▶ Short problem
Across the entries, how many lines have the string "Windows" in them? Reply with only a number.

▶ Dataset records
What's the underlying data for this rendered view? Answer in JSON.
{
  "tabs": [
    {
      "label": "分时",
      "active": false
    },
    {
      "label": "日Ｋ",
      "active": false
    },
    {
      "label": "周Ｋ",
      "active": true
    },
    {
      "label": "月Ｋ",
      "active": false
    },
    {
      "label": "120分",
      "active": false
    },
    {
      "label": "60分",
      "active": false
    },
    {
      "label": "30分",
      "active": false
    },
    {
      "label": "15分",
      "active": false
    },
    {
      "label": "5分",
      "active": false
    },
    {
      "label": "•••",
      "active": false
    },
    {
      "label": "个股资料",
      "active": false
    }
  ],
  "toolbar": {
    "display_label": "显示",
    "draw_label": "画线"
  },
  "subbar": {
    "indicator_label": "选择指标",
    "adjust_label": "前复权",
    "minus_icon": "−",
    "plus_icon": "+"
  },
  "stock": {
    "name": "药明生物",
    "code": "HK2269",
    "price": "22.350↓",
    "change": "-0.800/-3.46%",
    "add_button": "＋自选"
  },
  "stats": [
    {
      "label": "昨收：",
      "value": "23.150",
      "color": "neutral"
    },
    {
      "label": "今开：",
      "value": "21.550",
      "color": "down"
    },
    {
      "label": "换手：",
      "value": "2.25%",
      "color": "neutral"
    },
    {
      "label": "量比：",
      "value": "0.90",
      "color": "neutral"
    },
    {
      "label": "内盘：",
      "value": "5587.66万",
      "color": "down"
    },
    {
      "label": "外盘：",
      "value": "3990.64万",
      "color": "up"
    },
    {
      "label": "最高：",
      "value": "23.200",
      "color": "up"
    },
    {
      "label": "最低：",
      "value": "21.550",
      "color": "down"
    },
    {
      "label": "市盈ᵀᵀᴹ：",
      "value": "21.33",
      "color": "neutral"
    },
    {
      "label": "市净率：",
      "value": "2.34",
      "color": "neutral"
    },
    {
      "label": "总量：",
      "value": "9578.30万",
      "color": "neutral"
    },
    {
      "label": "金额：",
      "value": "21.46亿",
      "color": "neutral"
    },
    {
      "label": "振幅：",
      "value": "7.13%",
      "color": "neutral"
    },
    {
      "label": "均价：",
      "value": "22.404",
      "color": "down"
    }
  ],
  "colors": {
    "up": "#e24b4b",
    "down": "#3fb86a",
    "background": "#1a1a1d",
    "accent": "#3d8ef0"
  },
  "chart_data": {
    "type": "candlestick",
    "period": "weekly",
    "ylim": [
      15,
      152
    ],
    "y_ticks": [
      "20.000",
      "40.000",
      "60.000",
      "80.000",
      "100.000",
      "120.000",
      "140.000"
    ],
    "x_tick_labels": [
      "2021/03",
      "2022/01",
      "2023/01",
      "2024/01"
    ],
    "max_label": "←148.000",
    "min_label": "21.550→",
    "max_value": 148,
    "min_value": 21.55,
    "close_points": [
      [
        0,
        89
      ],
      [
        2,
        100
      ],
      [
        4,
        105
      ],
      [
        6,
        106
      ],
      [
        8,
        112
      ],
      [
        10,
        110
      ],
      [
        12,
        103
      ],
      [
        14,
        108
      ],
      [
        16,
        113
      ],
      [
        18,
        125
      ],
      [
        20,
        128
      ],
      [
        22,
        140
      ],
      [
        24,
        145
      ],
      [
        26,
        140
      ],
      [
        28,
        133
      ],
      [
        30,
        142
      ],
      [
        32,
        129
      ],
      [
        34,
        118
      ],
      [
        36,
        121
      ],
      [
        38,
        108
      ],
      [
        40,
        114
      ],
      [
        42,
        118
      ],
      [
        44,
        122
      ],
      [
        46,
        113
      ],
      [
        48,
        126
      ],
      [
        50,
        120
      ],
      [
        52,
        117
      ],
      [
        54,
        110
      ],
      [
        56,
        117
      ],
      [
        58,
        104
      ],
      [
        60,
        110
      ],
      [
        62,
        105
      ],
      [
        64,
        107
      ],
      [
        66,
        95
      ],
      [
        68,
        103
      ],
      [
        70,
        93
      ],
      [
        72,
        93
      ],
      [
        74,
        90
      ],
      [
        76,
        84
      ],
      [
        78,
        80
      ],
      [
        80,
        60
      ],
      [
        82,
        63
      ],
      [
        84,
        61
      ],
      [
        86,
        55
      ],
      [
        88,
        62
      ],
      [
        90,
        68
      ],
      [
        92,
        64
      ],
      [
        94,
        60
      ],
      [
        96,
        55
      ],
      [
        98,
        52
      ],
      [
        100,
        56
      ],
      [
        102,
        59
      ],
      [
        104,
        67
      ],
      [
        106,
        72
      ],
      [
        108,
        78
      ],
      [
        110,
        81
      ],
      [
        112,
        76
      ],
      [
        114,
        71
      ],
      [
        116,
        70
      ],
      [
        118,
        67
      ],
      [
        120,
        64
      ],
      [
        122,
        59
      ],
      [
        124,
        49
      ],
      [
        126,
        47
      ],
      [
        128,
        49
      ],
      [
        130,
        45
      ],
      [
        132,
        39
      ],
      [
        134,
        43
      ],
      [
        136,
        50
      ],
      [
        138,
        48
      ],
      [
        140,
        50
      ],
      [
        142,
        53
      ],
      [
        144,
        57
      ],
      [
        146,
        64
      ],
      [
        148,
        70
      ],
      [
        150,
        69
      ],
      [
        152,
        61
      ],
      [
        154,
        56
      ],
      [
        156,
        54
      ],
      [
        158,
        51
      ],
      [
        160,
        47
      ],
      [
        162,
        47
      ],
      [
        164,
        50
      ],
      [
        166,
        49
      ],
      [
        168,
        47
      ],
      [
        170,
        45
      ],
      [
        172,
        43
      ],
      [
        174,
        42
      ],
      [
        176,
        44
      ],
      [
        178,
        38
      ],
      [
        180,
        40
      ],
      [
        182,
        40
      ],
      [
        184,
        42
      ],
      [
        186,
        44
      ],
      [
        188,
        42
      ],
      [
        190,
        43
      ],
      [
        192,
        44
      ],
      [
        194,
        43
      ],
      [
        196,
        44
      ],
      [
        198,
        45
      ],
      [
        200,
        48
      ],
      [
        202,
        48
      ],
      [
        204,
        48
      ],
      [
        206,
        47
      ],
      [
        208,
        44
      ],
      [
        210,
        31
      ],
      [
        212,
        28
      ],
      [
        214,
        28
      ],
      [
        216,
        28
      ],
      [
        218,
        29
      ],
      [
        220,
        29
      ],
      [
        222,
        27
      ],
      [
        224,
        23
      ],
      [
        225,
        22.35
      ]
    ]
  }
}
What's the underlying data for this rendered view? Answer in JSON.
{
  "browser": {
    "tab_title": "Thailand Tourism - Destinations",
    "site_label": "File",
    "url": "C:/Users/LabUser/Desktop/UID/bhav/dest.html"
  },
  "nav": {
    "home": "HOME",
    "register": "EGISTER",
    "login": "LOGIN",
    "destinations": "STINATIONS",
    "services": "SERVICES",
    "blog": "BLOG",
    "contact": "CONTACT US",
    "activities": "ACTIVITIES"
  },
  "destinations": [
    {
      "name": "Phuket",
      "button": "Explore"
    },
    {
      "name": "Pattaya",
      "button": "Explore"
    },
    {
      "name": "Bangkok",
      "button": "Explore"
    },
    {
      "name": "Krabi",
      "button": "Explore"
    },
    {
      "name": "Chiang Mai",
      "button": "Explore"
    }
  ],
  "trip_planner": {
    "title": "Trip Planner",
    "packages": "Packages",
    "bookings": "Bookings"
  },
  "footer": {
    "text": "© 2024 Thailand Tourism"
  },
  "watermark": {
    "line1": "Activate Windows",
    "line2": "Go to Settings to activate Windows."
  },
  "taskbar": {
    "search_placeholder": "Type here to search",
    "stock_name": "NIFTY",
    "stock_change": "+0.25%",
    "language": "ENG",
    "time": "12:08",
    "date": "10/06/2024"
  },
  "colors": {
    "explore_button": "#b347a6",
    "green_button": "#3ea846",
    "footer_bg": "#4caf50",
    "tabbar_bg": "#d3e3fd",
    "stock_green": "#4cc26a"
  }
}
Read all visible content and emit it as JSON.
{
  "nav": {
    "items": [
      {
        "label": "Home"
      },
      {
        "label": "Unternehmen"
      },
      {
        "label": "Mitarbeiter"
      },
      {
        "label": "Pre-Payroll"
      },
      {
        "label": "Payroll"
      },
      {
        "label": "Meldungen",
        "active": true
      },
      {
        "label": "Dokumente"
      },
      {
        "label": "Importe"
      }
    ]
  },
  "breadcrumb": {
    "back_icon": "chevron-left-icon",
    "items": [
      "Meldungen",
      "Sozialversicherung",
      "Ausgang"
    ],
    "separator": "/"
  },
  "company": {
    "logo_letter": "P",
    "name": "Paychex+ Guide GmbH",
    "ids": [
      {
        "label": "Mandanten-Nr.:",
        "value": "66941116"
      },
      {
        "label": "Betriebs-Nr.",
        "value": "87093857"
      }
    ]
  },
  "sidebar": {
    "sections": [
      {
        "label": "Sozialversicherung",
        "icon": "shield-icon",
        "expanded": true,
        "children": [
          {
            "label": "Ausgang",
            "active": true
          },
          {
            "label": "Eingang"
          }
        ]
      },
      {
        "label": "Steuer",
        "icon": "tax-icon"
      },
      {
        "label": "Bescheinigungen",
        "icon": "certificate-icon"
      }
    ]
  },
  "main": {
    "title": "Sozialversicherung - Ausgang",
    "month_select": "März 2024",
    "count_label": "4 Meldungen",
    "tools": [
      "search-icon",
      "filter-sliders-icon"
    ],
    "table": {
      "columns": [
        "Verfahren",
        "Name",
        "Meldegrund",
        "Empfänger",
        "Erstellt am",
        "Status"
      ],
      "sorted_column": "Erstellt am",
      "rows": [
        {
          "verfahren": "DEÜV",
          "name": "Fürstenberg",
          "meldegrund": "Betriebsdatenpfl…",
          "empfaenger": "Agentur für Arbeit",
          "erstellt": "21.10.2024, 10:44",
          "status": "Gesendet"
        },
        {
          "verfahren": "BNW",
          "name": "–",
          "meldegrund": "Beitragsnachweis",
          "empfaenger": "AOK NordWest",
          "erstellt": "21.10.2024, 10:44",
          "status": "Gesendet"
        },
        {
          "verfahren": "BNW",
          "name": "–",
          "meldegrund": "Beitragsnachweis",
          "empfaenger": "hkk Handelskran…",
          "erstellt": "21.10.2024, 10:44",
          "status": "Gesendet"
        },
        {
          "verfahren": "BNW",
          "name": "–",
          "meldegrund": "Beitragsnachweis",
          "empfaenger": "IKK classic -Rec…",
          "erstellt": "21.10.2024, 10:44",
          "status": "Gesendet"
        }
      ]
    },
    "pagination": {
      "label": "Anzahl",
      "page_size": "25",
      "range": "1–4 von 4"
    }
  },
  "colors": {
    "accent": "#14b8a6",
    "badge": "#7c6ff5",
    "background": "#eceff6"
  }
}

▶ Worked answer
2